(Data entries)

##########

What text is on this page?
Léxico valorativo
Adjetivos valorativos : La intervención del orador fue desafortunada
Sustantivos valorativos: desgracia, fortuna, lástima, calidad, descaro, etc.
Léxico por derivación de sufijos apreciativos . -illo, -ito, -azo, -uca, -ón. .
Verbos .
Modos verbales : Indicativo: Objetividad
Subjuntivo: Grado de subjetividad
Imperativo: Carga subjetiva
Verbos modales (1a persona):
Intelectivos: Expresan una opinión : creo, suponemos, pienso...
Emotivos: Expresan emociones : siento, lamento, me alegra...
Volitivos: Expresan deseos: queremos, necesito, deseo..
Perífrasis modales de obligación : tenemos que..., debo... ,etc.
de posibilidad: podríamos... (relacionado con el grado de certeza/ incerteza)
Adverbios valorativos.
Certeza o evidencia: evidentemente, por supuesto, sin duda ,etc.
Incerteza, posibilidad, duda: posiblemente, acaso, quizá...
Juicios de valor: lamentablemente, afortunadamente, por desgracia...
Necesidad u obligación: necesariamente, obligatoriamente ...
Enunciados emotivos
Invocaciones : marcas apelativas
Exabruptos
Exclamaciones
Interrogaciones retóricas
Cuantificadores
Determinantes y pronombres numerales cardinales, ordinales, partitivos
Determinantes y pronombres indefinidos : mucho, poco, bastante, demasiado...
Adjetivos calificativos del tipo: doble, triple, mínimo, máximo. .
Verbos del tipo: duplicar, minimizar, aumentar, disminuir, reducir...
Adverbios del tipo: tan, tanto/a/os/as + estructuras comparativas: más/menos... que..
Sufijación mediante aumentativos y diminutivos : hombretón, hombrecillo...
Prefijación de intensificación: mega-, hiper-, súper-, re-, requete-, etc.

##########

#### Exercise task:
Which lines above contain the word "Adjetivos"? Copy each of them.

#### Written response:
Adjetivos valorativos : La intervención del orador fue desafortunada
Adjetivos calificativos del tipo: doble, triple, mínimo, máximo. .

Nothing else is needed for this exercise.